* RECORDS FOR THIS EXERCISE:
+===+

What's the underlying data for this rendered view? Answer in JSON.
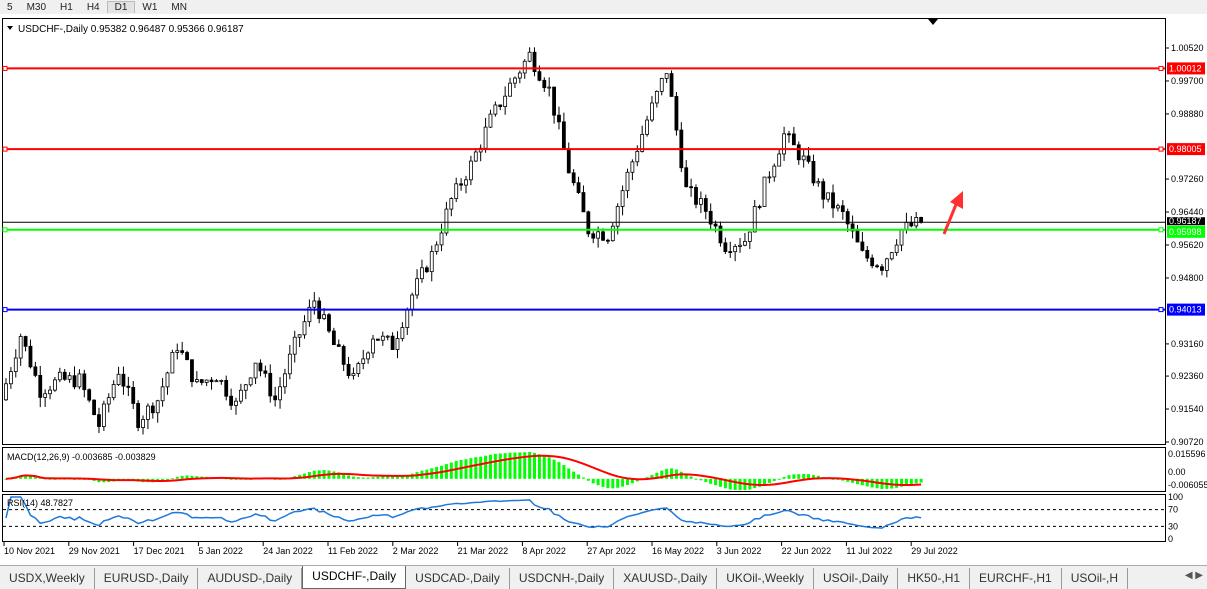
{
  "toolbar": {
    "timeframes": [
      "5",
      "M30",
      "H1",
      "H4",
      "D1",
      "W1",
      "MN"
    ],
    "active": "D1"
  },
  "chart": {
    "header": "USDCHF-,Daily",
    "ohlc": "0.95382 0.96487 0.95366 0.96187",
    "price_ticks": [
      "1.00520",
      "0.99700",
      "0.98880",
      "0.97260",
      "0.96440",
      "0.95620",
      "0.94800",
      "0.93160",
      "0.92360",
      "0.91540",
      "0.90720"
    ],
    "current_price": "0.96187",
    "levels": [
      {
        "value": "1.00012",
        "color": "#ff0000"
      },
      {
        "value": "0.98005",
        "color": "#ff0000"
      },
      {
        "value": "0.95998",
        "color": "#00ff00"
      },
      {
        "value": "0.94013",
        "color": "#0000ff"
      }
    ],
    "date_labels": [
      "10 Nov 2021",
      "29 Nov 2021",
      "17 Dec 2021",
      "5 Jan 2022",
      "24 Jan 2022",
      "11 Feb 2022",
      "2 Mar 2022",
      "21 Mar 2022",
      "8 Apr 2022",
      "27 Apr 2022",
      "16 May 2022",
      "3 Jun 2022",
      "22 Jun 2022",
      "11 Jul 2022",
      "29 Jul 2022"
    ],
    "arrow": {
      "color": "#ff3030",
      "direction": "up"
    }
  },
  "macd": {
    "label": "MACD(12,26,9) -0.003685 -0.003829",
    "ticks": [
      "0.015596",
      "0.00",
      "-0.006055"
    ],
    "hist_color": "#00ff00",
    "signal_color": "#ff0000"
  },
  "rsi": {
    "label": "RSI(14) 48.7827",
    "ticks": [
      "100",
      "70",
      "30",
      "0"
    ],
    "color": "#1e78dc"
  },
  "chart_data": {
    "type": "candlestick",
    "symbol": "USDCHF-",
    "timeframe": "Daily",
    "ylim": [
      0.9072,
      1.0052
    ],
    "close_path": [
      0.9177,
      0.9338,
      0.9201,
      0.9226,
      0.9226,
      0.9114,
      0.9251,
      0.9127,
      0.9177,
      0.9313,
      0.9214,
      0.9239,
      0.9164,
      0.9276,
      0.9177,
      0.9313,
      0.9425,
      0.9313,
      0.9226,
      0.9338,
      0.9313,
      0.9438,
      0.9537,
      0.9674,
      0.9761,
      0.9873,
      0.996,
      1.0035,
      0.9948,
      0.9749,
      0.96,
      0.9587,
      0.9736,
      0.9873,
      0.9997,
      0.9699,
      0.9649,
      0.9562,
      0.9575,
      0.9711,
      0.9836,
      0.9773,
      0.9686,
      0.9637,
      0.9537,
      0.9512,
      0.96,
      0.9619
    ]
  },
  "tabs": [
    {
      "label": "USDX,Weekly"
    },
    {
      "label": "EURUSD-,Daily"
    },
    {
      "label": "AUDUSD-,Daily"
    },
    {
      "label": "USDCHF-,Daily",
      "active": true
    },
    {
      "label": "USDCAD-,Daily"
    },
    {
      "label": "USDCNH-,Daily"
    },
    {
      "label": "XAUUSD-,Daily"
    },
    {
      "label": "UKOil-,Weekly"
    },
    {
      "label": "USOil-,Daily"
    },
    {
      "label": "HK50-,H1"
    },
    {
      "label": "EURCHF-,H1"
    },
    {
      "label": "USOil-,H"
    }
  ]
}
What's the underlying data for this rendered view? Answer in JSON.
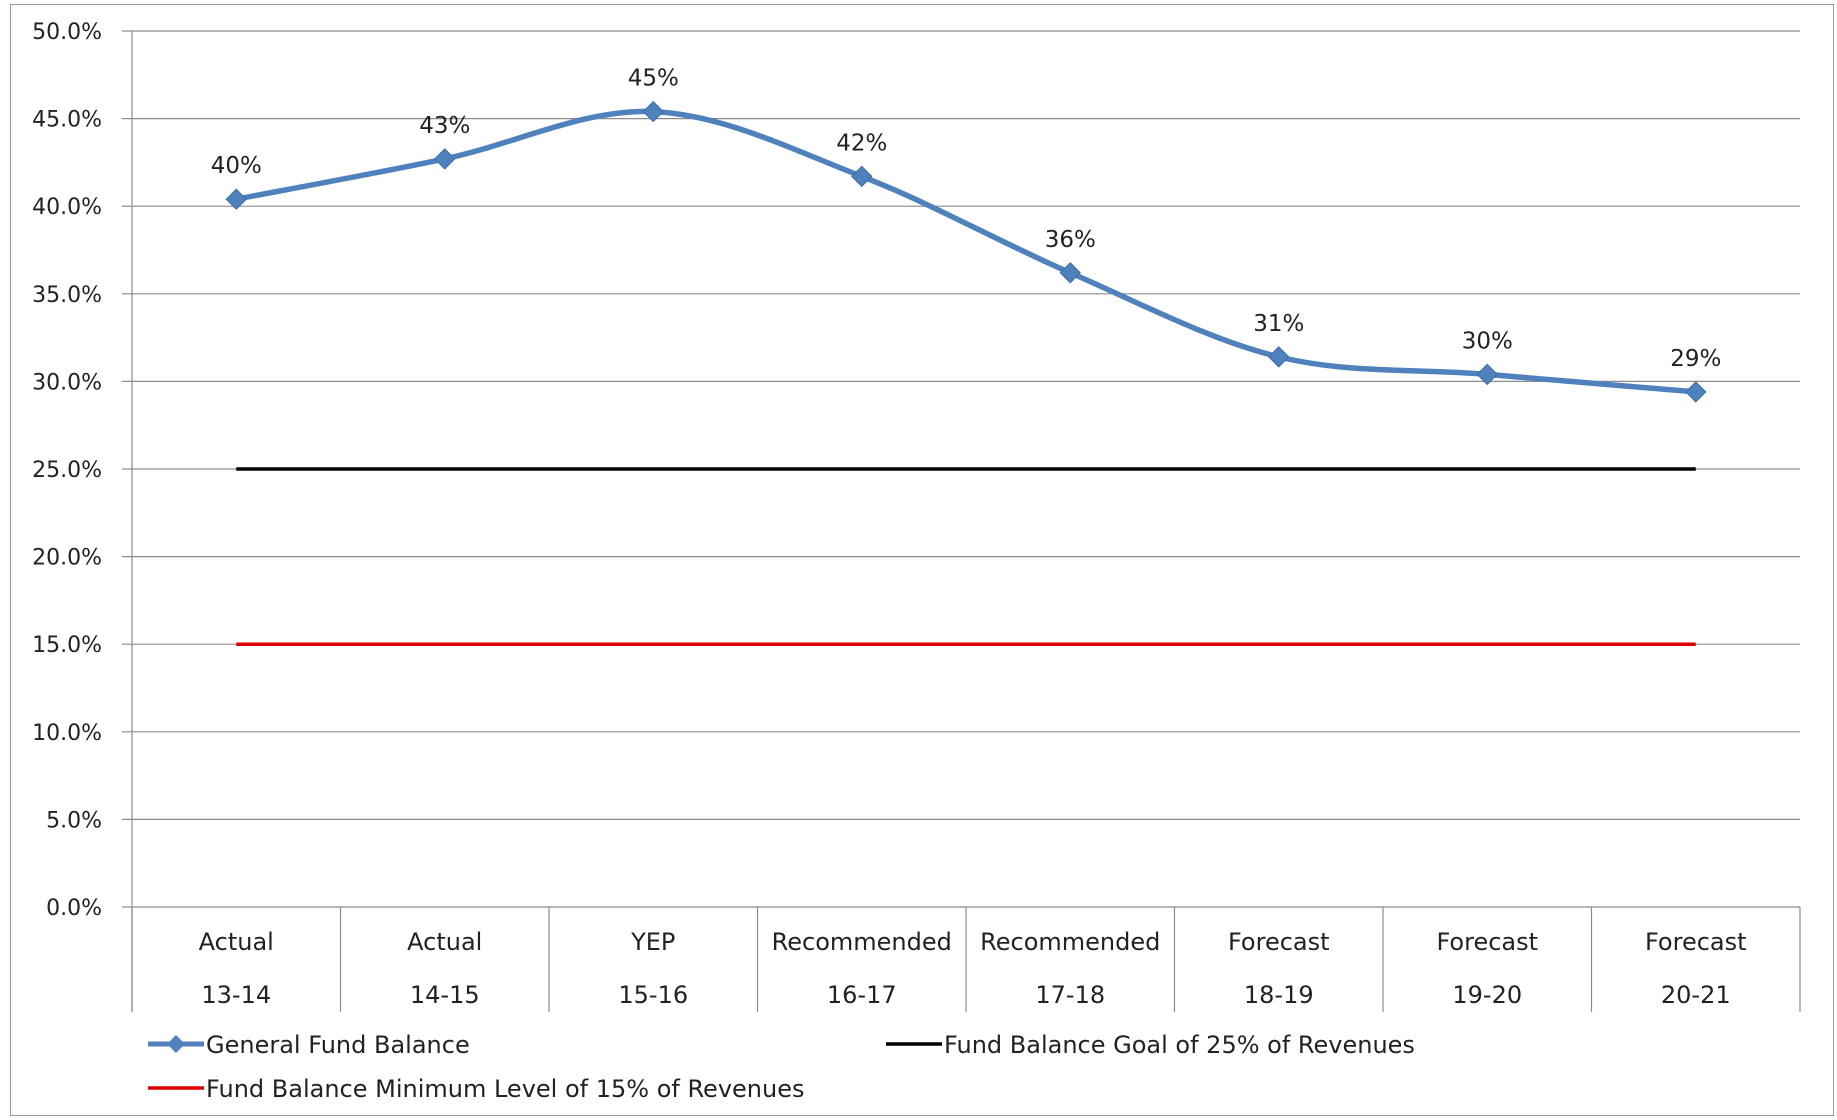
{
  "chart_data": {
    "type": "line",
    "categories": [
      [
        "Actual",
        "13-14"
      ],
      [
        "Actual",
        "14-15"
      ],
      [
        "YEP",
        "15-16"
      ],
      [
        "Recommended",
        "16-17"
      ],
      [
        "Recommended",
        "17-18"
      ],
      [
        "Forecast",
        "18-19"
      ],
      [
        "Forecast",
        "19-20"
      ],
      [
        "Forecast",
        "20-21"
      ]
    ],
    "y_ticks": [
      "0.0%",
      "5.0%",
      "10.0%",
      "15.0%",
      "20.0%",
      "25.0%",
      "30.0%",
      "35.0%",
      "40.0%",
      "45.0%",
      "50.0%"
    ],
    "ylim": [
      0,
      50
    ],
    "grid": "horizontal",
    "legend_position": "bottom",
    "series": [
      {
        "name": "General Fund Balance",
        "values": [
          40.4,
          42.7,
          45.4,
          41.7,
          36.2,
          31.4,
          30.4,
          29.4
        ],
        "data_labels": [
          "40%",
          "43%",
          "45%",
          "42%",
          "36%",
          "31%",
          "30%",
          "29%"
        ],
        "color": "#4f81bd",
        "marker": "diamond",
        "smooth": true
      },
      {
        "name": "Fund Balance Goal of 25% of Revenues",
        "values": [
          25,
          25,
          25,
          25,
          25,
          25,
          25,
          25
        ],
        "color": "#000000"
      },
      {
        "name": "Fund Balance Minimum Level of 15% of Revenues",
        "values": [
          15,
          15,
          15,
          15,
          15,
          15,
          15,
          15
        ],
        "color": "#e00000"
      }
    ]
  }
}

+===+

* GIVEN INSTRUCTION:
Go through the material above and copy each line that has the word "Weekly".

* COMPLETED TASK:
      "label": "USDX,Weekly"
      "label": "UKOil-,Weekly"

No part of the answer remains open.